* _Requirement 1_: In the isoHunt passage, what is the short answer to why the case is in the news?
* _Requirement 2_: Reproduce the isoHunt passage word for word, everything from "Short answer? Because" down to "be found here.".

* _Exercise text_:
-*-
Second, the court used this same point to illustrate how isoHunt had undercut its own DMCA safe harbor argument: “upon obtaining such knowledge or awareness [of infringing material], [the service provider] acts expeditiously to remove, or disable access to, the material.” (DMCA Section 512(d)). isoHunt had not complied.
Third, quoting from TechDirt: “Most safe harbor cases have focused on whether or not the service provider responded to notices, but in this case, the court said that there were enough “red flags” that, even in the absence of notices, IsoHunt should have blocked certain files.”
Why is this case in the news?
Short answer? Because Google got involved. Longer answer? Because this case was an unusual instance where a court ruled that DMCA safe harbor protection was not available to a provider of “information location tools” who knew or should have known about potential or actual copyright infringement happening on its service. On the appeal, Google – which was not a party to the case – sought to intervene in the case arguing that the lower court got it right when it held against isoHunt for inducing copyright infringement, but also that the court went too far when it further held that this same reasoning nixed the availability of the DMCA safe harbor. Or in other words, that inducement of copyright infringement in and of itself is distinct – and sufficiently culpable – as grounds for liability for copyright infringement.
Google’s brief on the appeal can be found here.
The court in isoHunt stated:
inducement liability and the Digital Millennium Copyright Act safe harbors are inherently contradictory. Inducement liability is based on active bad faith conduct aimed at promoting infringement; the statutory safe harbors are based on passive good faith conduct aimed at operating a legitimate internet business. Here, as discussed supra, Defendants are liable for inducement. There is no safe harbor for such conduct.
It is this statement that drew Google’s attention and the attention of many commentators (see, for example, these stories from arstechnica and paidcontent). Google is right in arguing that “mere knowledge of infringing potential or of actual infringing uses would not be enough here to subject a distributor to liability” (quoting from Grokster), and that a long line of cases had held that this “mere knowledge” hasn’t been sufficient to nix the availability of the DMCA safe harbor.
-*-
* _Data extracts_:
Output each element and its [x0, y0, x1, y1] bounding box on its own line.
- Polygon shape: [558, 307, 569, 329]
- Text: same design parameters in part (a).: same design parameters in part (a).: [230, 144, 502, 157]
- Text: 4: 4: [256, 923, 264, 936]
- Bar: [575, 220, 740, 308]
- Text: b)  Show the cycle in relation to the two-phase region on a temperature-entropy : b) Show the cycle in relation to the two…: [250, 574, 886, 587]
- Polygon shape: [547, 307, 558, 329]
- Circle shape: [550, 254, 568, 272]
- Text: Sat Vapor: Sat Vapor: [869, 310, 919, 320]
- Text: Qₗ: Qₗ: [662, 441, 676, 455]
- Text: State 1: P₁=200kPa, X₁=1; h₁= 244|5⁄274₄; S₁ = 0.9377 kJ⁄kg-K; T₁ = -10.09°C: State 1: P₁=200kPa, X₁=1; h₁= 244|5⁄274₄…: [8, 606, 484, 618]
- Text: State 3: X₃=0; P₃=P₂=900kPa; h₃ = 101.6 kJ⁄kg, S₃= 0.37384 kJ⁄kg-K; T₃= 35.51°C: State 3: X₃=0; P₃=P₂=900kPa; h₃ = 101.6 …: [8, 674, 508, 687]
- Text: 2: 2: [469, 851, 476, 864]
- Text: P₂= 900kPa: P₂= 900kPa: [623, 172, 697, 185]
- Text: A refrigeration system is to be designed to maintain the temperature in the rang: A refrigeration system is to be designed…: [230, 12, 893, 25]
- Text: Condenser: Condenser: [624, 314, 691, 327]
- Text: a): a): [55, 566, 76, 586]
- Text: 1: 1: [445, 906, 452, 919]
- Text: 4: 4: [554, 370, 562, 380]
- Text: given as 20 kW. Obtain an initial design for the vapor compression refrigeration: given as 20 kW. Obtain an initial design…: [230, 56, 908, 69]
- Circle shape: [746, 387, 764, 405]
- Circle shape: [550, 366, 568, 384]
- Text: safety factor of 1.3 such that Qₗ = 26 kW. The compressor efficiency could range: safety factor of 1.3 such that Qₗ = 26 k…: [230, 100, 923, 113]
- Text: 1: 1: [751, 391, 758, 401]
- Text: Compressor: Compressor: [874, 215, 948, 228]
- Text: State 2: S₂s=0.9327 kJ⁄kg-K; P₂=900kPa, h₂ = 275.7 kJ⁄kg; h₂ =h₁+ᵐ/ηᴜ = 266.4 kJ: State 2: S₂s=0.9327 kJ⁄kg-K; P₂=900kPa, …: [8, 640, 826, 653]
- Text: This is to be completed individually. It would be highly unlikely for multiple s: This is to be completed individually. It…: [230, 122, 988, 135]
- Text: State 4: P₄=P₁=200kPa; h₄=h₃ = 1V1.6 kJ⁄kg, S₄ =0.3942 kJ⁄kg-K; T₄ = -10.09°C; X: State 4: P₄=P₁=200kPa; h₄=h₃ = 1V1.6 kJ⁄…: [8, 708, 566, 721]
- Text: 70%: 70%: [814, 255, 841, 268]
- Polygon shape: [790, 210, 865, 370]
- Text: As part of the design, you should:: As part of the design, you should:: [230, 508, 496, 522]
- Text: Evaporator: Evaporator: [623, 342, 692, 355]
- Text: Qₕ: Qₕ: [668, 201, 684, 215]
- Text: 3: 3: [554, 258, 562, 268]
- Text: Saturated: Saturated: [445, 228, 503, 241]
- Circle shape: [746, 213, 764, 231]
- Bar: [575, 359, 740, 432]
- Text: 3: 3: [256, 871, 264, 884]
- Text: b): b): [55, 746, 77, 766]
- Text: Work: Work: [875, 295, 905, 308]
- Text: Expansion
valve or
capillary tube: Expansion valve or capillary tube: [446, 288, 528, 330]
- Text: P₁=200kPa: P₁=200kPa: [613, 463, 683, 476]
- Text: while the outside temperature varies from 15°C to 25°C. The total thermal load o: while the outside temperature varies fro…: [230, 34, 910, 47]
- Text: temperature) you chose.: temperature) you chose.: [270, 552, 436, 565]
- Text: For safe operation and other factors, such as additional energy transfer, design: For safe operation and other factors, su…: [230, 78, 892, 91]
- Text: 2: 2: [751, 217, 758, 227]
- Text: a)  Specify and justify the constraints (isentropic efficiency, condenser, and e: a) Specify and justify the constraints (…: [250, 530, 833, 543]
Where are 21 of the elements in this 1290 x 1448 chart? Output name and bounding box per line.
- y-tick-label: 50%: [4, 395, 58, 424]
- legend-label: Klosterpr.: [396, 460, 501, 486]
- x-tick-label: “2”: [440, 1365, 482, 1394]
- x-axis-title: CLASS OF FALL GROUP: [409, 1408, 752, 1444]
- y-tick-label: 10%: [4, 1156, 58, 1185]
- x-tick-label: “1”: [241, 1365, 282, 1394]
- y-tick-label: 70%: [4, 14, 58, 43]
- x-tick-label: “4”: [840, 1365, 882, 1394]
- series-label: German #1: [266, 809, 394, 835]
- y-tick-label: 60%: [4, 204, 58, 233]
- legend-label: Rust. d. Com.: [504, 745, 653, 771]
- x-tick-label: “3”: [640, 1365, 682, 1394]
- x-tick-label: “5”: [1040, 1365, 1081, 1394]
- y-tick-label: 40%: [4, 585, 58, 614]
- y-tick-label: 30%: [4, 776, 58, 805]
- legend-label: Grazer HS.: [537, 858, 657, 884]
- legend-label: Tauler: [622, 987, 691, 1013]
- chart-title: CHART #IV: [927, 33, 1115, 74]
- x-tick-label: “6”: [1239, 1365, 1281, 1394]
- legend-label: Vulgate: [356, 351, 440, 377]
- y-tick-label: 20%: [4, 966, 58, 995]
-*-
* _Answer section 1_: Because Google got involved.

* _Answer section 2_:
Short answer? Because Google got involved. Longer answer? Because this case was an unusual instance where a court ruled that DMCA safe harbor protection was not available to a provider of “information location tools” who knew or should have known about potential or actual copyright infringement happening on its service. On the appeal, Google – which was not a party to the case – sought to intervene in the case arguing that the lower court got it right when it held against isoHunt for inducing copyright infringement, but also that the court went too far when it further held that this same reasoning nixed the availability of the DMCA safe harbor. Or in other words, that inducement of copyright infringement in and of itself is distinct – and sufficiently culpable – as grounds for liability for copyright infringement.
Google’s brief on the appeal can be found here.